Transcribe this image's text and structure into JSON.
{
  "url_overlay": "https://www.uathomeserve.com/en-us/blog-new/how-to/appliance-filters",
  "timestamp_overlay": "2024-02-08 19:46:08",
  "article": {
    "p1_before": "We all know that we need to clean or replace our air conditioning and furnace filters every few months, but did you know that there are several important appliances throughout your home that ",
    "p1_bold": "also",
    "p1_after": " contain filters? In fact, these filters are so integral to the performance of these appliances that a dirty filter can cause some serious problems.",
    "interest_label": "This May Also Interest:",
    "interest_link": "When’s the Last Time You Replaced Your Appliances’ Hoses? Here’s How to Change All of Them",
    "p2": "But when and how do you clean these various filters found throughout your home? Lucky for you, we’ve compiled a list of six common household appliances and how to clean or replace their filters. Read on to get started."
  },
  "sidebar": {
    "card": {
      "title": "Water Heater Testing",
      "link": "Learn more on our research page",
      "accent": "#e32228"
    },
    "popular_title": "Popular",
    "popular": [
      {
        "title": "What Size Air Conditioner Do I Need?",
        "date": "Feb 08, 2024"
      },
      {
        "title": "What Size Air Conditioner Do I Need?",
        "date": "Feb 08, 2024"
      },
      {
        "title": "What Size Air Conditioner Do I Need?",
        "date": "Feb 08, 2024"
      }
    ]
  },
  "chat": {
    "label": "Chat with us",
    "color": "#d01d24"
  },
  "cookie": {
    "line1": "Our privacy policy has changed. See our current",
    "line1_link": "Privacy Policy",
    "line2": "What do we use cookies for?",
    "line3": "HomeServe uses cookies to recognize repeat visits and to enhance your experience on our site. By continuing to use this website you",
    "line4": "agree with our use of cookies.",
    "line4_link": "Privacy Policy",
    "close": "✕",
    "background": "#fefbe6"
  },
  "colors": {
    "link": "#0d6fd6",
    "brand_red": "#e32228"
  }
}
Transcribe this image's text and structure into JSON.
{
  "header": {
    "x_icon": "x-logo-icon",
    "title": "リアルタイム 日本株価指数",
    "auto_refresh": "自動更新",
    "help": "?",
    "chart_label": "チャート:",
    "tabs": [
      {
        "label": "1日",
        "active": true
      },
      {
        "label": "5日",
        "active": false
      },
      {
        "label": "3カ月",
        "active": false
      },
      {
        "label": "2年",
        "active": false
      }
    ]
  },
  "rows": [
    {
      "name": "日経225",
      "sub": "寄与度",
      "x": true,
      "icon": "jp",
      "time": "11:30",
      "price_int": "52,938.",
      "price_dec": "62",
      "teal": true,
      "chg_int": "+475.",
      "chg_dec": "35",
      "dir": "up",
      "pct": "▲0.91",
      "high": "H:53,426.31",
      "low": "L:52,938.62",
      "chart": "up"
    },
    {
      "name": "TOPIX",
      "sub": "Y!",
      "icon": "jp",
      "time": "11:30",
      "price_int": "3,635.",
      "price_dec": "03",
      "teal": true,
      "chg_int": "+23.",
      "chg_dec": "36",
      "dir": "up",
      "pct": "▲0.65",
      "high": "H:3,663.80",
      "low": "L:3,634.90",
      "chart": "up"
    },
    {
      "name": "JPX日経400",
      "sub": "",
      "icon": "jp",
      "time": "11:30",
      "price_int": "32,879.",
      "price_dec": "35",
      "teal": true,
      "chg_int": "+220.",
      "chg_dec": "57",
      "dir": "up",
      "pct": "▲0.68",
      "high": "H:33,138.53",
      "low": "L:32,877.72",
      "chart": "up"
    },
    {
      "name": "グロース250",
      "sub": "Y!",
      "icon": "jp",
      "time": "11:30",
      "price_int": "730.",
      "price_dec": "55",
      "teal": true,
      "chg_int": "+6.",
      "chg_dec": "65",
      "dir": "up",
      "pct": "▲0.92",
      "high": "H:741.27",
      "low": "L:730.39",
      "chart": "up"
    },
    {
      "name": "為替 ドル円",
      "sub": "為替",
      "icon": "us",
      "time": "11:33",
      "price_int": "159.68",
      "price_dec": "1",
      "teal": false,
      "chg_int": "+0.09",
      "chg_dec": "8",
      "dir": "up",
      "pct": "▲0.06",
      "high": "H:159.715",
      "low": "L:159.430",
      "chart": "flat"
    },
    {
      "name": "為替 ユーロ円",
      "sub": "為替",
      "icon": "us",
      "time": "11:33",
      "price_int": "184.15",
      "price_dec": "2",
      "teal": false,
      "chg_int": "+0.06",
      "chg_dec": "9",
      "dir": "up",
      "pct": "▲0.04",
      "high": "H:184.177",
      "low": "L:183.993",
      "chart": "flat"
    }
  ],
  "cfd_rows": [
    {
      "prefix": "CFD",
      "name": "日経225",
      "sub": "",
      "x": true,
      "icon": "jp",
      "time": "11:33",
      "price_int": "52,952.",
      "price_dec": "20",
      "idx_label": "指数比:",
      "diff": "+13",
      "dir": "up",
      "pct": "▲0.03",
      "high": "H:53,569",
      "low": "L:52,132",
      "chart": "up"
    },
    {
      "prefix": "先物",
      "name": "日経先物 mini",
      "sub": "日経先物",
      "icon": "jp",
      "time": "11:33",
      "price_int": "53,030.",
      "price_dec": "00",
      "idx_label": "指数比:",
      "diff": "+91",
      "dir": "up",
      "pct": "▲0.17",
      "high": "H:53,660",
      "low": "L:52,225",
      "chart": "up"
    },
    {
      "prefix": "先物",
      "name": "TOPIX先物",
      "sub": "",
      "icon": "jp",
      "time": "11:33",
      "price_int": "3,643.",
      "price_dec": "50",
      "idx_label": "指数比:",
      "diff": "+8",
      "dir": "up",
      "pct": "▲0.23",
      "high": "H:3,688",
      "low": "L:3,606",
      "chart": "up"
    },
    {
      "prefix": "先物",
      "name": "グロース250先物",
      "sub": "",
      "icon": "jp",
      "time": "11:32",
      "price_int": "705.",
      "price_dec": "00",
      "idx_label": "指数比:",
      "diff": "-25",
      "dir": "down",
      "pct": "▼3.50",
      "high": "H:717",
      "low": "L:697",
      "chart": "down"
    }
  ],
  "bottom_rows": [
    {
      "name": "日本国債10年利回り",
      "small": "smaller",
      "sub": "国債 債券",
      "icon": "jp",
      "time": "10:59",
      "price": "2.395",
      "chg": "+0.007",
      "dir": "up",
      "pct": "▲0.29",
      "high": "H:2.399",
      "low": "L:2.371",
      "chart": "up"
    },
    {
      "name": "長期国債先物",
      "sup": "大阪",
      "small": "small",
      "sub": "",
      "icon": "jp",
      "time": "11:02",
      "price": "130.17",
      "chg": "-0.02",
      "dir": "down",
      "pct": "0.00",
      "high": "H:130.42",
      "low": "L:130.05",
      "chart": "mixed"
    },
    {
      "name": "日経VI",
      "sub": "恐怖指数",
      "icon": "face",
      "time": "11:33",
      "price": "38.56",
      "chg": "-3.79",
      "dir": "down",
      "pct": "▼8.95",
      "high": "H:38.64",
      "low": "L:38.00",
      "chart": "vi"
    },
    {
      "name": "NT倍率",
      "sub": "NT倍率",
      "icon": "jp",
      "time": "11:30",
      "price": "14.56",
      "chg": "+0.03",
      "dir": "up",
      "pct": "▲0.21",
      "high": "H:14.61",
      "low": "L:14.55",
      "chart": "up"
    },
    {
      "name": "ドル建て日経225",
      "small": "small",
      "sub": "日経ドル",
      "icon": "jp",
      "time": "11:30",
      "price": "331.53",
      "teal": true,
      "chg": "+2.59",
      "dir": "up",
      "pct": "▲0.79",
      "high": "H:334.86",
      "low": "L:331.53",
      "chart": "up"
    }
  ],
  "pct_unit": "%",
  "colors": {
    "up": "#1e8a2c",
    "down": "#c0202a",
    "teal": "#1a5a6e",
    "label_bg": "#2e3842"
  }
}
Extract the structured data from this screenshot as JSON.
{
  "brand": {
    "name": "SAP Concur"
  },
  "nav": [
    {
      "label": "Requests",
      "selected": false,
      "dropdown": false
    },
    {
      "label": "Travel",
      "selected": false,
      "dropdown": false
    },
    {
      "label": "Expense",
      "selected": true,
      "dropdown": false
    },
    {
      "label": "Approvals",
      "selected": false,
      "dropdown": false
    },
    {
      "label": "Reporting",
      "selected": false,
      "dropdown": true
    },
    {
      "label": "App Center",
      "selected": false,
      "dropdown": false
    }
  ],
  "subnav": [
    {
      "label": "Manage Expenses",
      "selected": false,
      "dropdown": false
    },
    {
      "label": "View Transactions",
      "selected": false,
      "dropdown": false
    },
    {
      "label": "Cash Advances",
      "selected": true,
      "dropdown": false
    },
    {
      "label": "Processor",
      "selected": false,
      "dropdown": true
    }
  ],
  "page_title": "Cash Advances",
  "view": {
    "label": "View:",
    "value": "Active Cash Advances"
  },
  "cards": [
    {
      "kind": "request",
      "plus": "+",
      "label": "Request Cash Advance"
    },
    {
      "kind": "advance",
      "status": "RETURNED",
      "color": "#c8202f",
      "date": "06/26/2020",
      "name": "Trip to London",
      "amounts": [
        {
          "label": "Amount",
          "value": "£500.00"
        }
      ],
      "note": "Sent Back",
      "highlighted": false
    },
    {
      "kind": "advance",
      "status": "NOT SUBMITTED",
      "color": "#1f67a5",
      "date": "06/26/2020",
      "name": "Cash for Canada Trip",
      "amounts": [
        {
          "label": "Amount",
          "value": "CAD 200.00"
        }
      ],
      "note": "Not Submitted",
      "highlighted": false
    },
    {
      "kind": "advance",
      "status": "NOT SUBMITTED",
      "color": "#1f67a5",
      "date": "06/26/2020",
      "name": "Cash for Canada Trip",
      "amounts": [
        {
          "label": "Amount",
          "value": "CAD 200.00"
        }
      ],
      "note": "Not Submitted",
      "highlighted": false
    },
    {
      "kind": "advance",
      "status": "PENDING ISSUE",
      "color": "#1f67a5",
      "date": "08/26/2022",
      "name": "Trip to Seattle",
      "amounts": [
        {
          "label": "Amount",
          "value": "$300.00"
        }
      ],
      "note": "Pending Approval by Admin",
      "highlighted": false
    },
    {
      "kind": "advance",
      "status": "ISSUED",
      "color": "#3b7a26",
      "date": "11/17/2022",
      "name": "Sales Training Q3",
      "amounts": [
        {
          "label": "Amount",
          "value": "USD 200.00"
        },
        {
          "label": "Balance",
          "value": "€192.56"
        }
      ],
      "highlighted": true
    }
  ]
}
§
Problem details: Give only the number of lines in the data that hold the string "Trip".

Solution to this problem: 4